▶ [TASK] Everything from the line holding "Decode this image" to the end of the listing below should be copied exactly, line for line, minus the pictures.

(Data records)
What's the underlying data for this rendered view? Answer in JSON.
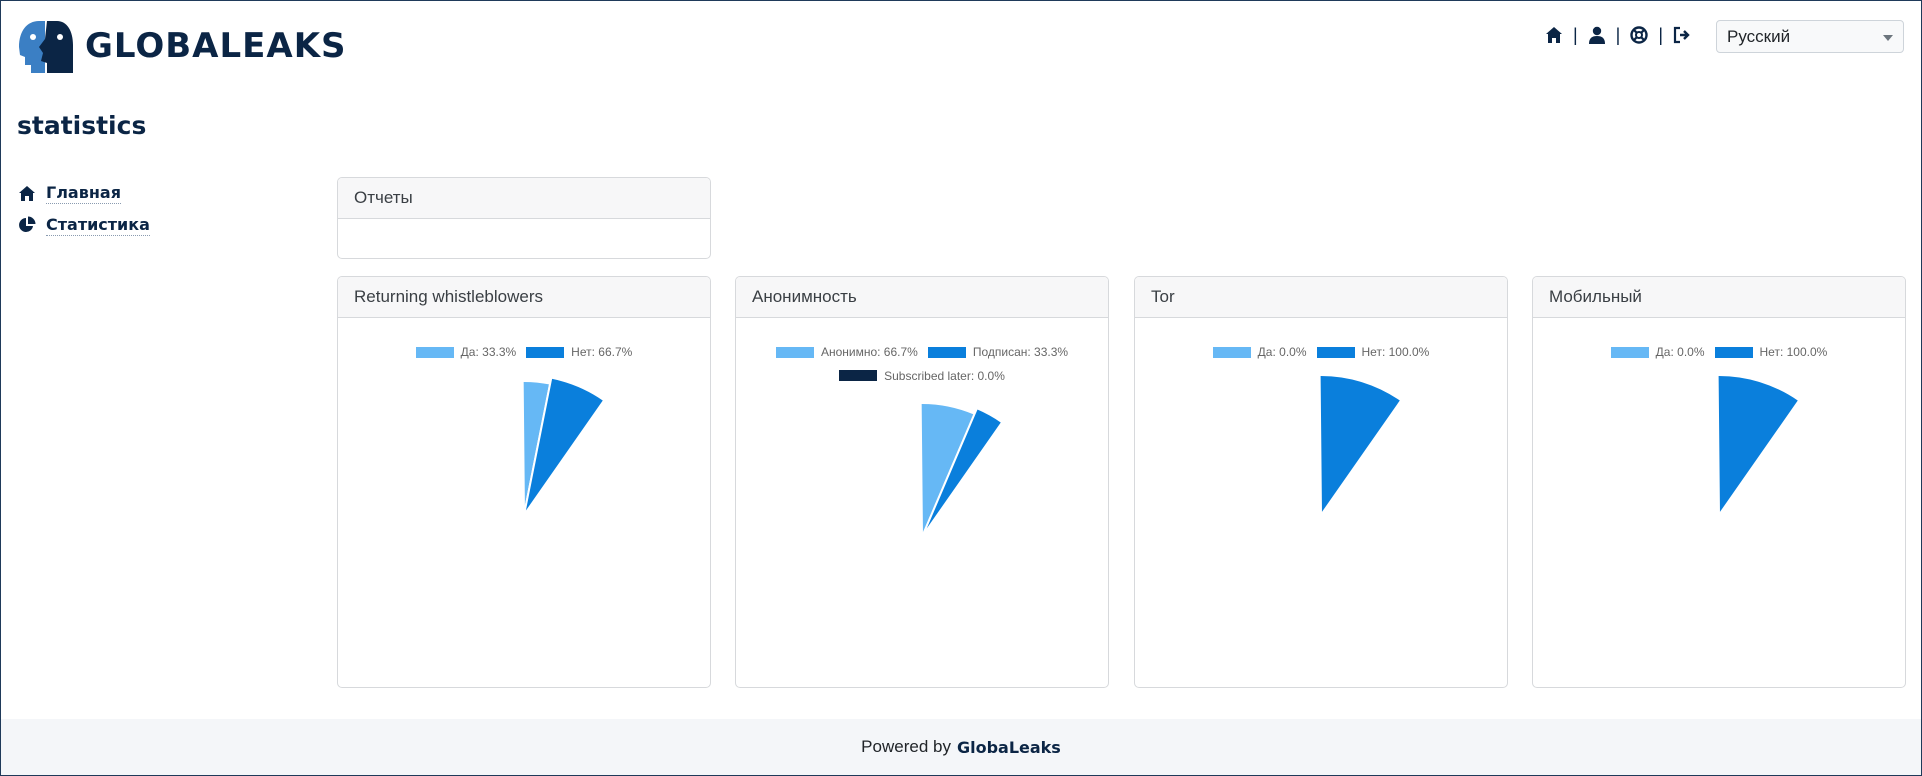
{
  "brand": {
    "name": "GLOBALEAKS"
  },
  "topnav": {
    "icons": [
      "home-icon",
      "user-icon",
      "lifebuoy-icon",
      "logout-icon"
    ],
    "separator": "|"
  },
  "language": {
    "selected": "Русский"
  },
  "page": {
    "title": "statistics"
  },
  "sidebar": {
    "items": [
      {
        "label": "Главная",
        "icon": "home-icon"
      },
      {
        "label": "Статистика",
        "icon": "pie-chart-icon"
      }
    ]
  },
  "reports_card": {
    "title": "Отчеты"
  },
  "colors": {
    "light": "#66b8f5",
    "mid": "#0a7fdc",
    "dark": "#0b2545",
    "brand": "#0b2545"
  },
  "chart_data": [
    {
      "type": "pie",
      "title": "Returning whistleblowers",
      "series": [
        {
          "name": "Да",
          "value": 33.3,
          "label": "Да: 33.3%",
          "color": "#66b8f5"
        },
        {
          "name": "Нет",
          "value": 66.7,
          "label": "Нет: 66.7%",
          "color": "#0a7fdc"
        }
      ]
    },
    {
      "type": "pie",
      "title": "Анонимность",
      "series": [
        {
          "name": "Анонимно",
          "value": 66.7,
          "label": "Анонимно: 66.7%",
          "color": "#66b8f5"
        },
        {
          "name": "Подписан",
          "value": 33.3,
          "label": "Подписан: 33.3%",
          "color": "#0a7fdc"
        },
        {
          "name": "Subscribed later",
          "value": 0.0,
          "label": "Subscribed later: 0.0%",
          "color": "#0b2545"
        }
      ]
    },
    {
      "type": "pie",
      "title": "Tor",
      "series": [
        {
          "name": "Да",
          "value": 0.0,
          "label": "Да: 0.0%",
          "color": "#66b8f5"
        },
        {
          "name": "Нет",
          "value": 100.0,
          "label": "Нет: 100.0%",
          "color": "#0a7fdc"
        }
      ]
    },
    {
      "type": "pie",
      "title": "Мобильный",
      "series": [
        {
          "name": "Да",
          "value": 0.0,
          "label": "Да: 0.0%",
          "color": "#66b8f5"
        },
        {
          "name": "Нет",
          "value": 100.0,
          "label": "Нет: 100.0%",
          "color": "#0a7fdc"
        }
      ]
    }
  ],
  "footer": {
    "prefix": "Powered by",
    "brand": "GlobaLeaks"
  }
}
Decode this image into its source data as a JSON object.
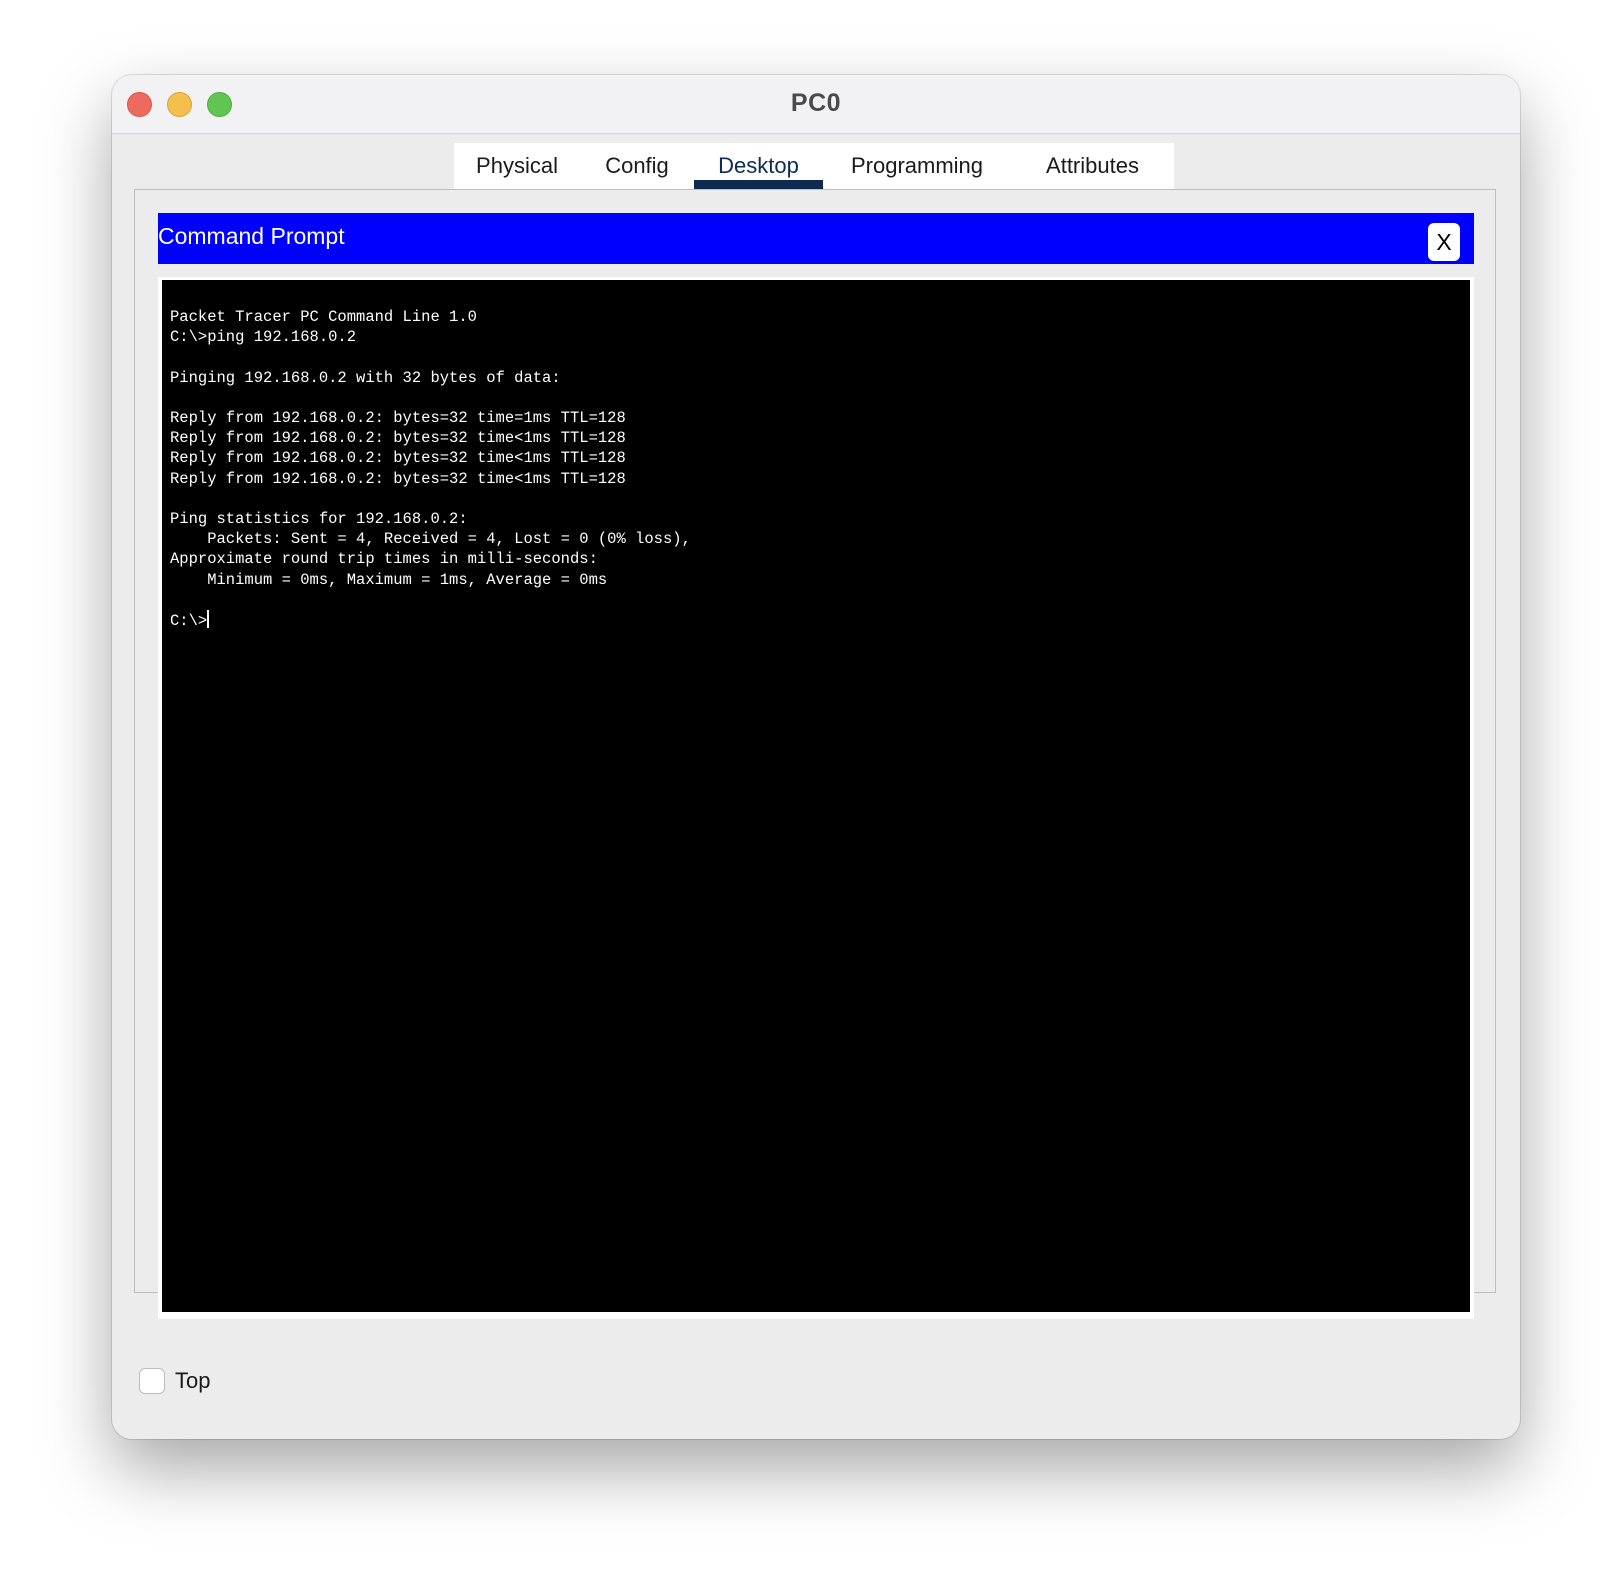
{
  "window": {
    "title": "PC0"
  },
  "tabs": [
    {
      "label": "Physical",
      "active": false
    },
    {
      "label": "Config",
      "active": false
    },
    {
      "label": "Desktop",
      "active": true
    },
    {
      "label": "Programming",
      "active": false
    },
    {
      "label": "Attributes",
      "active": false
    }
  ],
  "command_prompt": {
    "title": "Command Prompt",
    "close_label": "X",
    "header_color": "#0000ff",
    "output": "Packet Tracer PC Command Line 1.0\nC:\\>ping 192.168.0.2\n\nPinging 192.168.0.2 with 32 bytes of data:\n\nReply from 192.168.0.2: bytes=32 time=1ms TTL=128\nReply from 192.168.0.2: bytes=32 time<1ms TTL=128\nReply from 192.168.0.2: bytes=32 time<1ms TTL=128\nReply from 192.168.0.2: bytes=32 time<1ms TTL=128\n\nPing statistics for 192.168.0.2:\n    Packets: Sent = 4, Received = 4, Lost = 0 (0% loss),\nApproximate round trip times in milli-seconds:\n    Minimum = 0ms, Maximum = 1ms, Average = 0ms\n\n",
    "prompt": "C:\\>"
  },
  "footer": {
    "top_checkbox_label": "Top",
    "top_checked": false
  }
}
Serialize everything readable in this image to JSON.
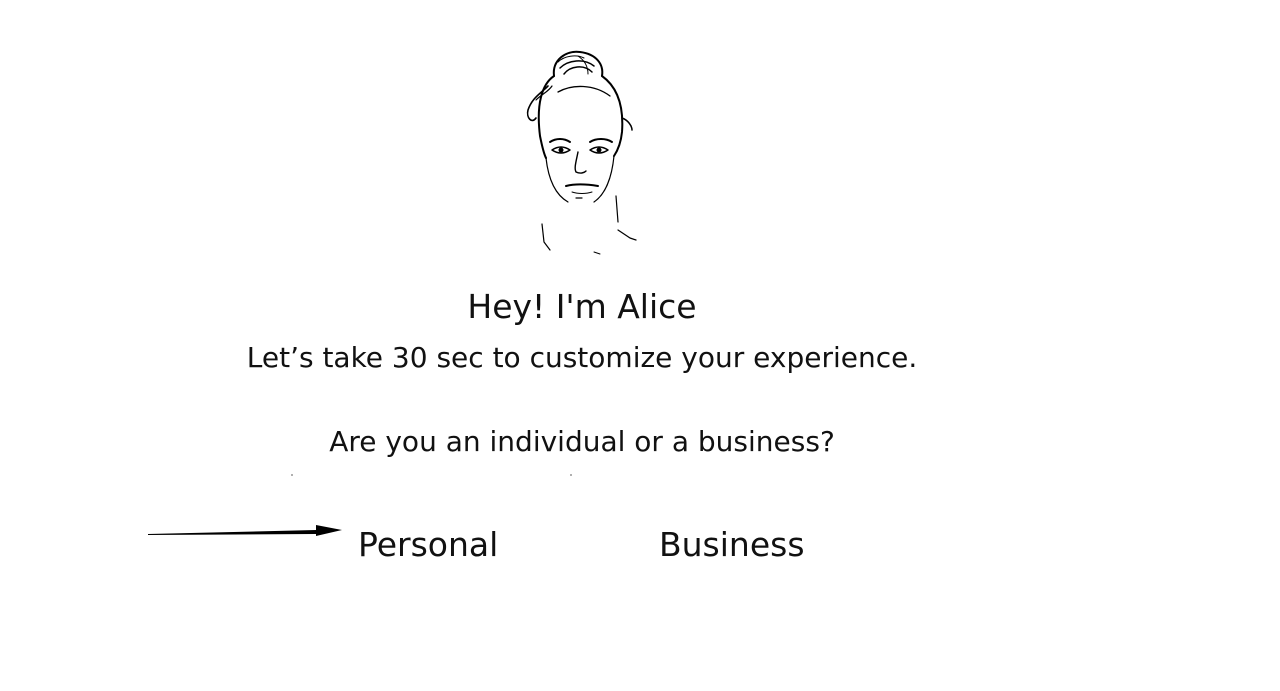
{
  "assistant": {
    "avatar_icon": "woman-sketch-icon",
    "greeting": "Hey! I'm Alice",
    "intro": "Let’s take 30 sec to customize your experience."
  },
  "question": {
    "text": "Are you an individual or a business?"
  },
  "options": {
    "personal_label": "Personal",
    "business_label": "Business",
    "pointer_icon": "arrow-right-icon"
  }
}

▶ [EXERCISE ANSWER]
Decode this image into its source data as a JSON object.
{
  "window": {
    "title": "PC0"
  },
  "tabs": [
    {
      "label": "Physical",
      "active": false
    },
    {
      "label": "Config",
      "active": false
    },
    {
      "label": "Desktop",
      "active": true
    },
    {
      "label": "Programming",
      "active": false
    },
    {
      "label": "Attributes",
      "active": false
    }
  ],
  "command_prompt": {
    "title": "Command Prompt",
    "close_label": "X",
    "header_color": "#0000ff",
    "output": "Packet Tracer PC Command Line 1.0\nC:\\>ping 192.168.0.2\n\nPinging 192.168.0.2 with 32 bytes of data:\n\nReply from 192.168.0.2: bytes=32 time=1ms TTL=128\nReply from 192.168.0.2: bytes=32 time<1ms TTL=128\nReply from 192.168.0.2: bytes=32 time<1ms TTL=128\nReply from 192.168.0.2: bytes=32 time<1ms TTL=128\n\nPing statistics for 192.168.0.2:\n    Packets: Sent = 4, Received = 4, Lost = 0 (0% loss),\nApproximate round trip times in milli-seconds:\n    Minimum = 0ms, Maximum = 1ms, Average = 0ms\n\n",
    "prompt": "C:\\>"
  },
  "footer": {
    "top_checkbox_label": "Top",
    "top_checked": false
  }
}
Serialize everything readable in this image to JSON.
{
  "assistant": {
    "avatar_icon": "woman-sketch-icon",
    "greeting": "Hey! I'm Alice",
    "intro": "Let’s take 30 sec to customize your experience."
  },
  "question": {
    "text": "Are you an individual or a business?"
  },
  "options": {
    "personal_label": "Personal",
    "business_label": "Business",
    "pointer_icon": "arrow-right-icon"
  }
}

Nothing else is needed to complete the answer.